--- Record set ---

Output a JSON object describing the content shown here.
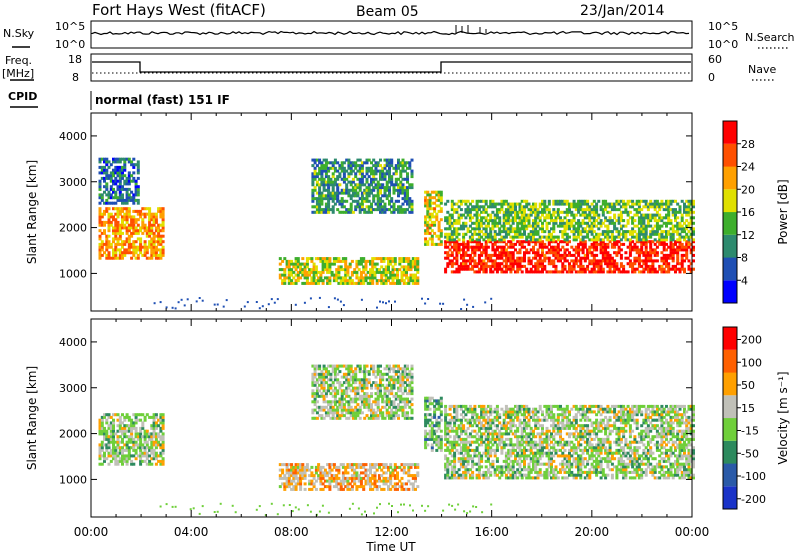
{
  "header": {
    "title": "Fort Hays West (fitACF)",
    "beam": "Beam 05",
    "date": "23/Jan/2014"
  },
  "top_panels": {
    "nsky_label": "N.Sky",
    "nsearch_label": "N.Search",
    "noise_ticks": [
      "10^5",
      "10^0"
    ],
    "freq_label_1": "Freq.",
    "freq_label_2": "[MHz]",
    "freq_ticks": [
      "18",
      "8"
    ],
    "nave_label": "Nave",
    "nave_ticks": [
      "60",
      "0"
    ],
    "cpid_label": "CPID",
    "cpid_value": "normal (fast) 151 IF"
  },
  "chart_data": [
    {
      "type": "heatmap",
      "name": "power",
      "ylabel": "Slant Range [km]",
      "xlabel": "",
      "yticks": [
        1000,
        2000,
        3000,
        4000
      ],
      "ylim": [
        180,
        4500
      ],
      "xlim": [
        0,
        24
      ],
      "colorbar_label": "Power [dB]",
      "colorbar_ticks": [
        4,
        8,
        12,
        16,
        20,
        24,
        28
      ],
      "colorbar_range": [
        0,
        32
      ],
      "colors": [
        "#0000ff",
        "#1f4fb4",
        "#2d8a6e",
        "#3dae2c",
        "#e0e000",
        "#ffa000",
        "#ff5000",
        "#ff0000"
      ],
      "regions": [
        {
          "t0": 0.3,
          "t1": 2.9,
          "r0": 1300,
          "r1": 2400,
          "level": 0.7
        },
        {
          "t0": 0.3,
          "t1": 1.9,
          "r0": 2500,
          "r1": 3500,
          "level": 0.25
        },
        {
          "t0": 7.5,
          "t1": 13.0,
          "r0": 750,
          "r1": 1300,
          "level": 0.55
        },
        {
          "t0": 8.8,
          "t1": 12.8,
          "r0": 2300,
          "r1": 3500,
          "level": 0.35
        },
        {
          "t0": 13.3,
          "t1": 14.0,
          "r0": 1600,
          "r1": 2800,
          "level": 0.6
        },
        {
          "t0": 14.1,
          "t1": 24.0,
          "r0": 1000,
          "r1": 1700,
          "level": 0.92
        },
        {
          "t0": 14.1,
          "t1": 24.0,
          "r0": 1700,
          "r1": 2600,
          "level": 0.45
        }
      ]
    },
    {
      "type": "heatmap",
      "name": "velocity",
      "ylabel": "Slant Range [km]",
      "xlabel": "Time UT",
      "yticks": [
        1000,
        2000,
        3000,
        4000
      ],
      "ylim": [
        180,
        4500
      ],
      "xlim": [
        0,
        24
      ],
      "xticks": [
        "00:00",
        "04:00",
        "08:00",
        "12:00",
        "16:00",
        "20:00",
        "00:00"
      ],
      "colorbar_label": "Velocity [m s⁻¹]",
      "colorbar_ticks": [
        200,
        100,
        50,
        15,
        -15,
        -50,
        -100,
        -200
      ],
      "colors": [
        "#1a33c8",
        "#2a5aa8",
        "#2d8a5e",
        "#6fcf3a",
        "#c0c0b8",
        "#ffa000",
        "#ff6000",
        "#ff0000"
      ],
      "regions": [
        {
          "t0": 0.3,
          "t1": 2.9,
          "r0": 1300,
          "r1": 2400,
          "level": 0.5
        },
        {
          "t0": 7.5,
          "t1": 13.0,
          "r0": 750,
          "r1": 1300,
          "level": 0.65
        },
        {
          "t0": 8.8,
          "t1": 12.8,
          "r0": 2300,
          "r1": 3500,
          "level": 0.5
        },
        {
          "t0": 13.3,
          "t1": 14.0,
          "r0": 1600,
          "r1": 2800,
          "level": 0.4
        },
        {
          "t0": 14.1,
          "t1": 24.0,
          "r0": 1000,
          "r1": 2600,
          "level": 0.5
        }
      ]
    }
  ]
}
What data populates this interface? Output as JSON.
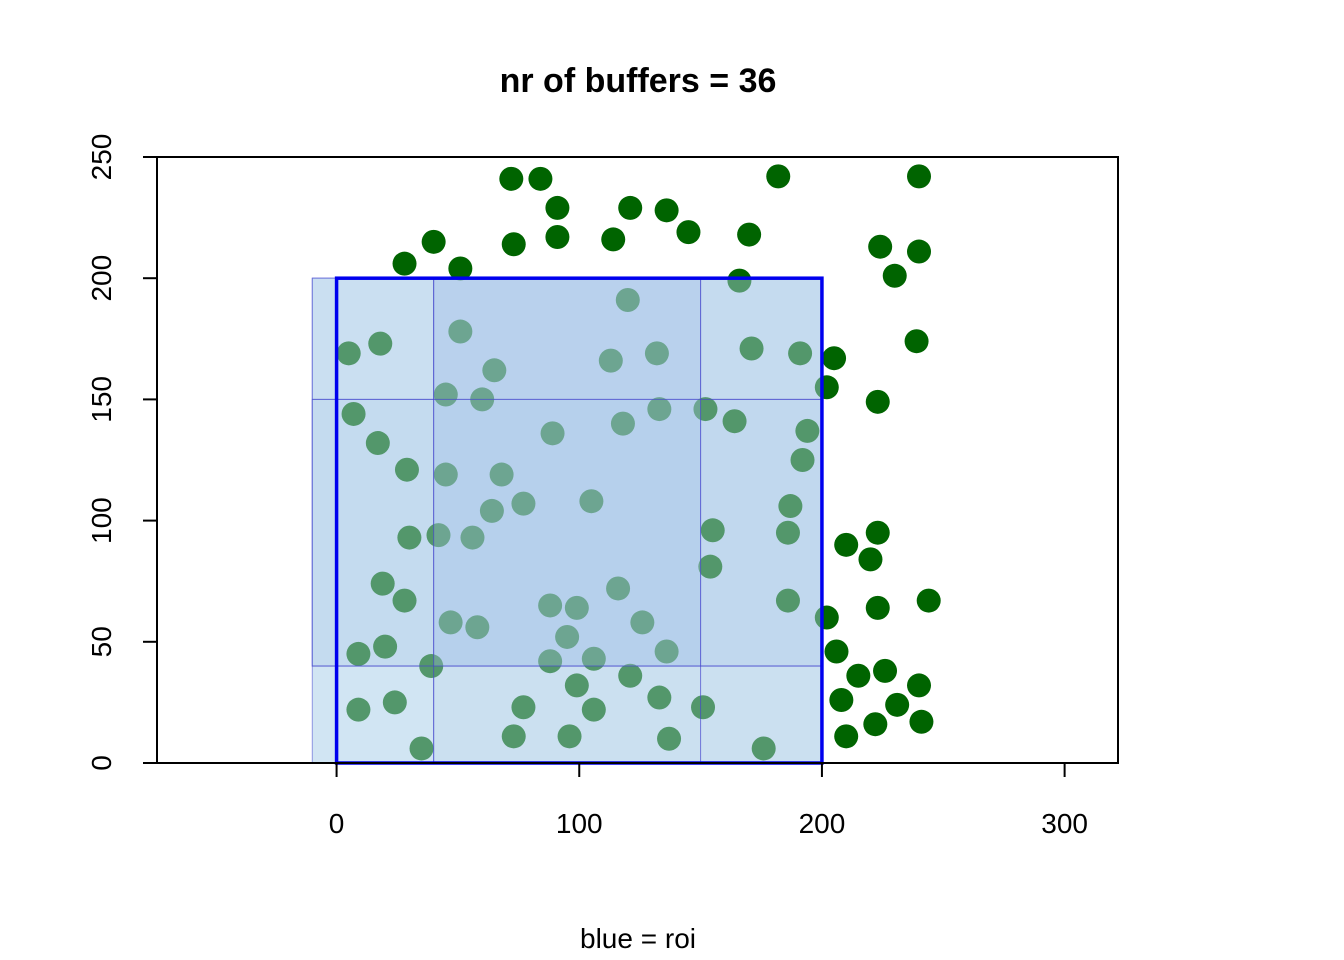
{
  "chart_data": {
    "type": "scatter",
    "title": "nr of buffers = 36",
    "xlabel": "blue = roi",
    "ylabel": "",
    "xlim": [
      -74,
      322
    ],
    "ylim": [
      0,
      250
    ],
    "x_ticks": [
      0,
      100,
      200,
      300
    ],
    "y_ticks": [
      0,
      50,
      100,
      150,
      200,
      250
    ],
    "grid": false,
    "colors": {
      "points": "#006400",
      "roi_outline": "#0000ee",
      "buffer_fill": "#add8e6",
      "inner_fill": "#9fb8e0"
    },
    "roi": {
      "x": [
        0,
        200
      ],
      "y": [
        0,
        200
      ]
    },
    "shaded_regions": [
      {
        "x": [
          -10,
          200
        ],
        "y": [
          0,
          200
        ],
        "fill": "#add8e6",
        "opacity": 0.3
      },
      {
        "x": [
          -10,
          200
        ],
        "y": [
          40,
          200
        ],
        "fill": "#c0d0ee",
        "opacity": 0.35
      },
      {
        "x": [
          40,
          200
        ],
        "y": [
          0,
          200
        ],
        "fill": "#b8cce8",
        "opacity": 0.25
      },
      {
        "x": [
          40,
          150
        ],
        "y": [
          40,
          200
        ],
        "fill": "#b0c8e8",
        "opacity": 0.3
      },
      {
        "x": [
          -10,
          200
        ],
        "y": [
          40,
          150
        ],
        "fill": "#b0cce8",
        "opacity": 0.25
      }
    ],
    "points": [
      [
        72,
        241
      ],
      [
        84,
        241
      ],
      [
        91,
        229
      ],
      [
        91,
        217
      ],
      [
        73,
        214
      ],
      [
        121,
        229
      ],
      [
        136,
        228
      ],
      [
        145,
        219
      ],
      [
        114,
        216
      ],
      [
        170,
        218
      ],
      [
        182,
        242
      ],
      [
        240,
        242
      ],
      [
        28,
        206
      ],
      [
        40,
        215
      ],
      [
        51,
        204
      ],
      [
        166,
        199
      ],
      [
        224,
        213
      ],
      [
        240,
        211
      ],
      [
        230,
        201
      ],
      [
        120,
        191
      ],
      [
        5,
        169
      ],
      [
        18,
        173
      ],
      [
        51,
        178
      ],
      [
        65,
        162
      ],
      [
        113,
        166
      ],
      [
        132,
        169
      ],
      [
        171,
        171
      ],
      [
        191,
        169
      ],
      [
        205,
        167
      ],
      [
        239,
        174
      ],
      [
        45,
        152
      ],
      [
        60,
        150
      ],
      [
        133,
        146
      ],
      [
        152,
        146
      ],
      [
        202,
        155
      ],
      [
        223,
        149
      ],
      [
        7,
        144
      ],
      [
        17,
        132
      ],
      [
        29,
        121
      ],
      [
        89,
        136
      ],
      [
        118,
        140
      ],
      [
        164,
        141
      ],
      [
        192,
        125
      ],
      [
        194,
        137
      ],
      [
        45,
        119
      ],
      [
        68,
        119
      ],
      [
        77,
        107
      ],
      [
        64,
        104
      ],
      [
        105,
        108
      ],
      [
        187,
        106
      ],
      [
        30,
        93
      ],
      [
        42,
        94
      ],
      [
        56,
        93
      ],
      [
        155,
        96
      ],
      [
        186,
        95
      ],
      [
        210,
        90
      ],
      [
        220,
        84
      ],
      [
        223,
        95
      ],
      [
        19,
        74
      ],
      [
        28,
        67
      ],
      [
        116,
        72
      ],
      [
        154,
        81
      ],
      [
        186,
        67
      ],
      [
        202,
        60
      ],
      [
        223,
        64
      ],
      [
        244,
        67
      ],
      [
        47,
        58
      ],
      [
        58,
        56
      ],
      [
        88,
        65
      ],
      [
        99,
        64
      ],
      [
        95,
        52
      ],
      [
        126,
        58
      ],
      [
        20,
        48
      ],
      [
        9,
        45
      ],
      [
        206,
        46
      ],
      [
        39,
        40
      ],
      [
        88,
        42
      ],
      [
        106,
        43
      ],
      [
        136,
        46
      ],
      [
        121,
        36
      ],
      [
        99,
        32
      ],
      [
        215,
        36
      ],
      [
        226,
        38
      ],
      [
        240,
        32
      ],
      [
        9,
        22
      ],
      [
        24,
        25
      ],
      [
        77,
        23
      ],
      [
        106,
        22
      ],
      [
        133,
        27
      ],
      [
        151,
        23
      ],
      [
        208,
        26
      ],
      [
        231,
        24
      ],
      [
        222,
        16
      ],
      [
        241,
        17
      ],
      [
        35,
        6
      ],
      [
        73,
        11
      ],
      [
        96,
        11
      ],
      [
        137,
        10
      ],
      [
        176,
        6
      ],
      [
        210,
        11
      ]
    ]
  }
}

---

# [Task directions]
Which lines hold the word "Output"? Show each one.

# [Full solution]
Output a JSON object describing the content shown here.
What data populates this interface? Output as JSON.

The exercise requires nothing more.